Collected data entries
————

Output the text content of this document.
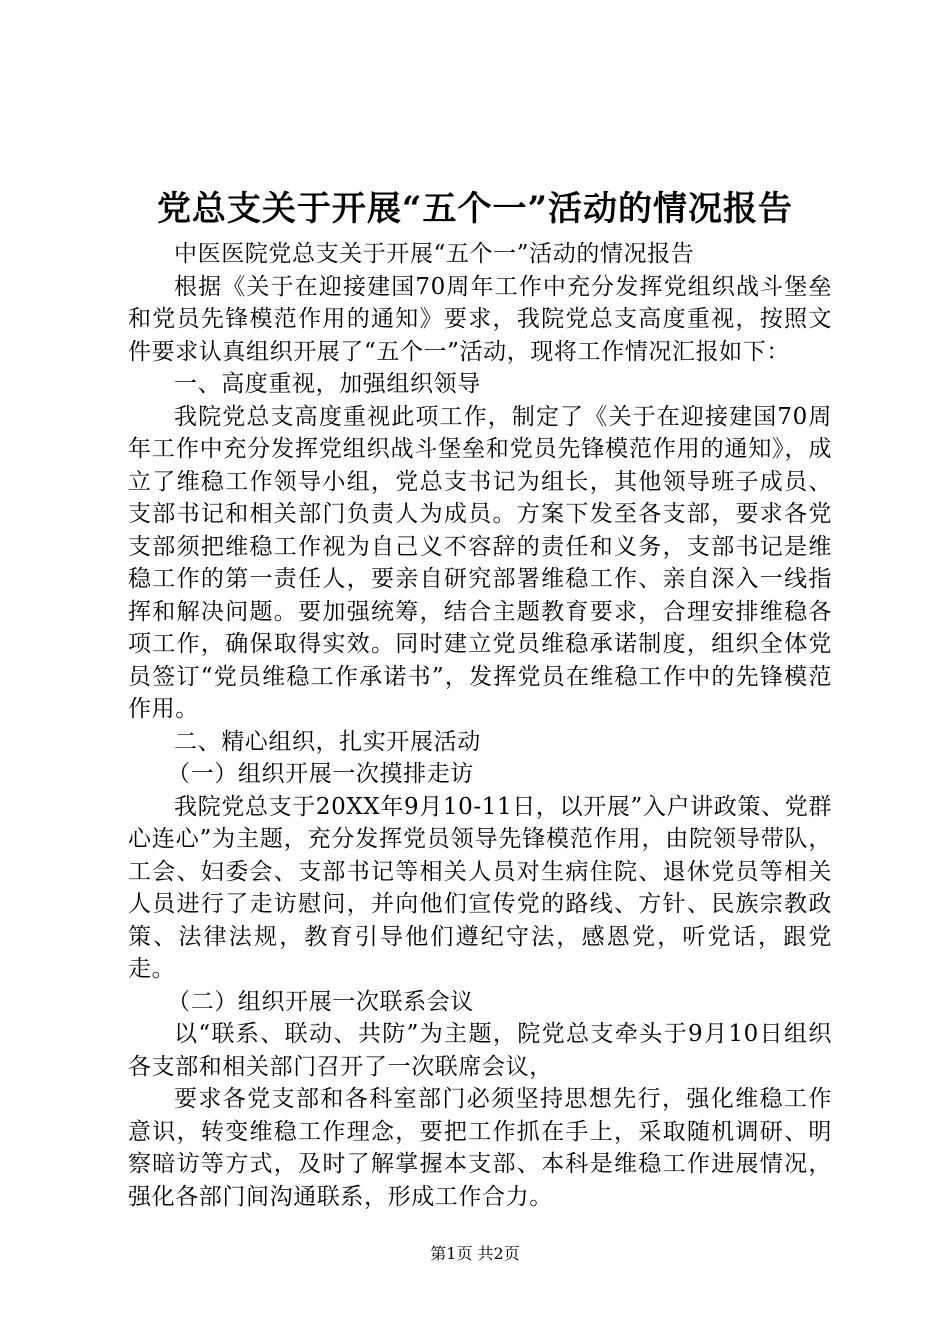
党总支关于开展“五个一”活动的情况报告

中医医院党总支关于开展“五个一”活动的情况报告

根据《关于在迎接建国70周年工作中充分发挥党组织战斗堡垒和党员先锋模范作用的通知》要求，我院党总支高度重视，按照文件要求认真组织开展了“五个一”活动，现将工作情况汇报如下：

一、高度重视，加强组织领导

我院党总支高度重视此项工作，制定了《关于在迎接建国70周年工作中充分发挥党组织战斗堡垒和党员先锋模范作用的通知》，成立了维稳工作领导小组，党总支书记为组长，其他领导班子成员、支部书记和相关部门负责人为成员。方案下发至各支部，要求各党支部须把维稳工作视为自己义不容辞的责任和义务，支部书记是维稳工作的第一责任人，要亲自研究部署维稳工作、亲自深入一线指挥和解决问题。要加强统筹，结合主题教育要求，合理安排维稳各项工作，确保取得实效。同时建立党员维稳承诺制度，组织全体党员签订“党员维稳工作承诺书”，发挥党员在维稳工作中的先锋模范作用。

二、精心组织，扎实开展活动

（一）组织开展一次摸排走访

我院党总支于20XX年9月10-11日，以开展”入户讲政策、党群心连心”为主题，充分发挥党员领导先锋模范作用，由院领导带队，工会、妇委会、支部书记等相关人员对生病住院、退休党员等相关人员进行了走访慰问，并向他们宣传党的路线、方针、民族宗教政策、法律法规，教育引导他们遵纪守法，感恩党，听党话，跟党走。

（二）组织开展一次联系会议

以“联系、联动、共防”为主题，院党总支牵头于9月10日组织各支部和相关部门召开了一次联席会议，

要求各党支部和各科室部门必须坚持思想先行，强化维稳工作意识，转变维稳工作理念，要把工作抓在手上，采取随机调研、明察暗访等方式，及时了解掌握本支部、本科是维稳工作进展情况，强化各部门间沟通联系，形成工作合力。

第1页 共2页
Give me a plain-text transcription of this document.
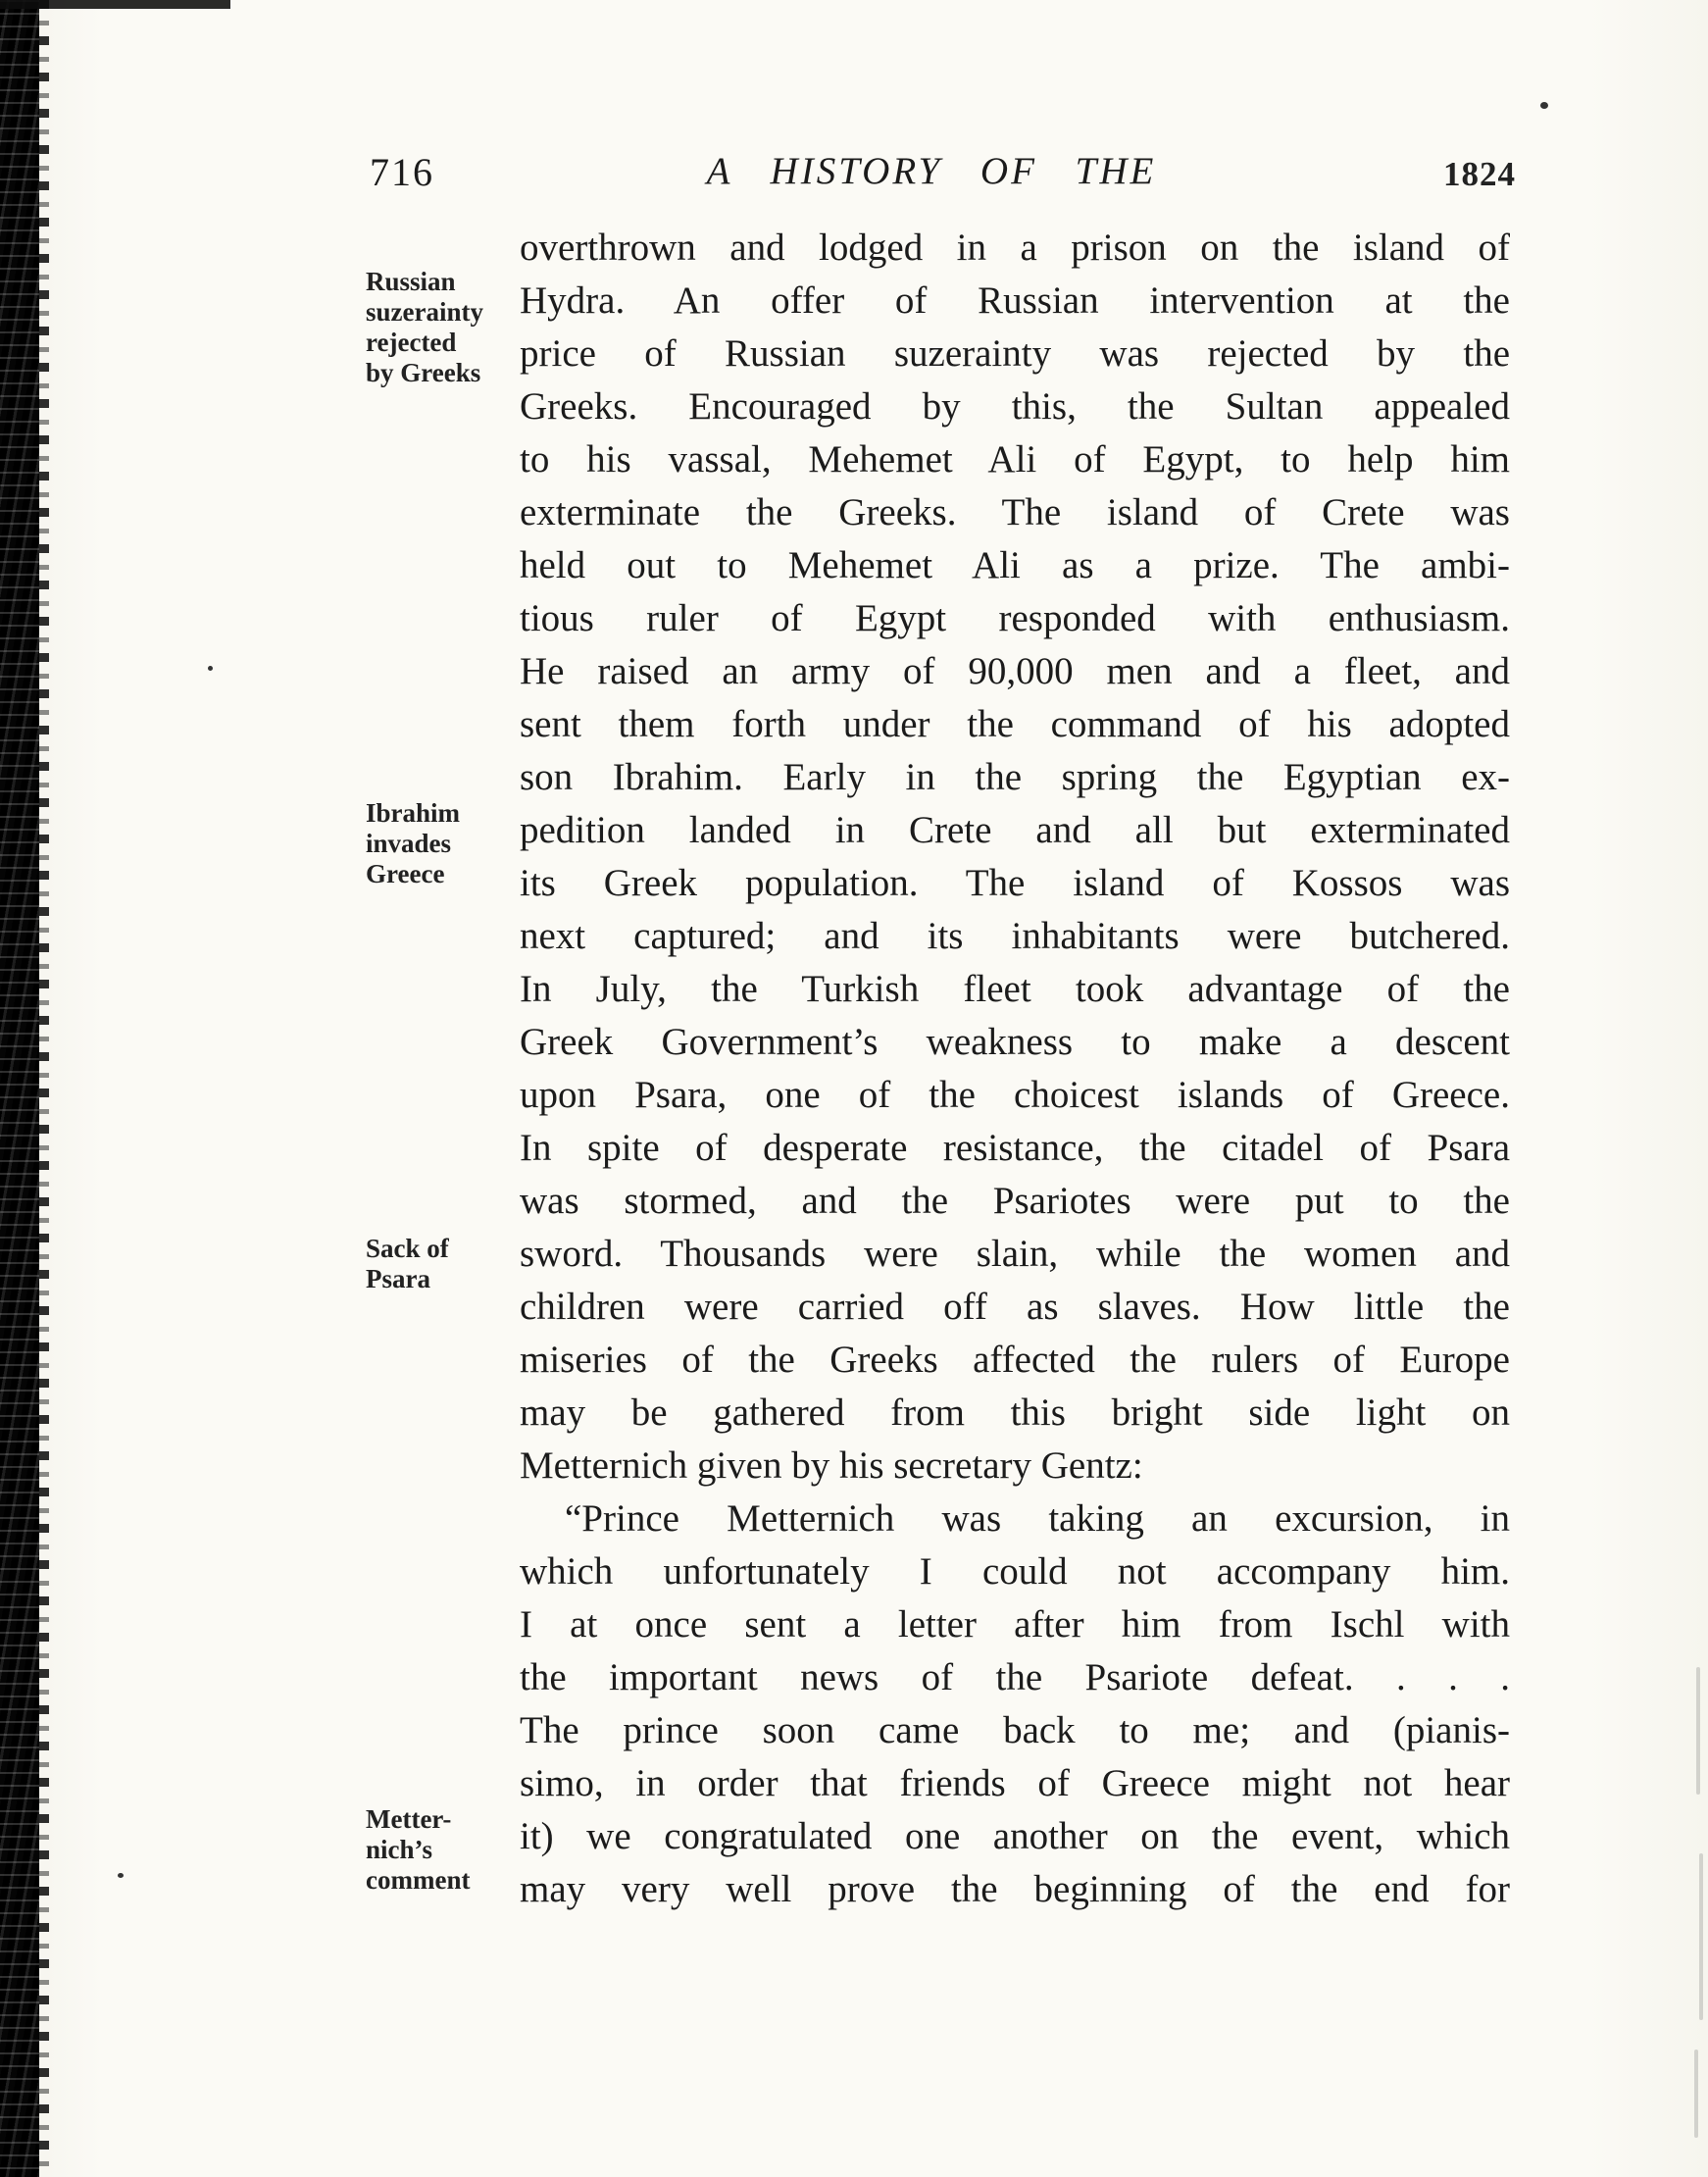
716	A HISTORY OF THE	1824
Russian
suzerainty
rejected
by Greeks
Ibrahim
invades
Greece
Sack of
Psara
Metter-
nich’s
comment
overthrown and lodged in a prison on the island of
Hydra. An offer of Russian intervention at the
price of Russian suzerainty was rejected by the
Greeks. Encouraged by this, the Sultan appealed
to his vassal, Mehemet Ali of Egypt, to help him
exterminate the Greeks. The island of Crete was
held out to Mehemet Ali as a prize. The ambi-
tious ruler of Egypt responded with enthusiasm.
He raised an army of 90,000 men and a fleet, and
sent them forth under the command of his adopted
son Ibrahim. Early in the spring the Egyptian ex-
pedition landed in Crete and all but exterminated
its Greek population. The island of Kossos was
next captured; and its inhabitants were butchered.
In July, the Turkish fleet took advantage of the
Greek Government’s weakness to make a descent
upon Psara, one of the choicest islands of Greece.
In spite of desperate resistance, the citadel of Psara
was stormed, and the Psariotes were put to the
sword. Thousands were slain, while the women and
children were carried off as slaves. How little the
miseries of the Greeks affected the rulers of Europe
may be gathered from this bright side light on
Metternich given by his secretary Gentz:
“Prince Metternich was taking an excursion, in
which unfortunately I could not accompany him.
I at once sent a letter after him from Ischl with
the important news of the Psariote defeat. . . .
The prince soon came back to me; and (pianis-
simo, in order that friends of Greece might not hear
it) we congratulated one another on the event, which
may very well prove the beginning of the end for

————

DIRECTIVE –
Determine how many lines contain the word "rejected" and reply with that number alone.

RESULT –
2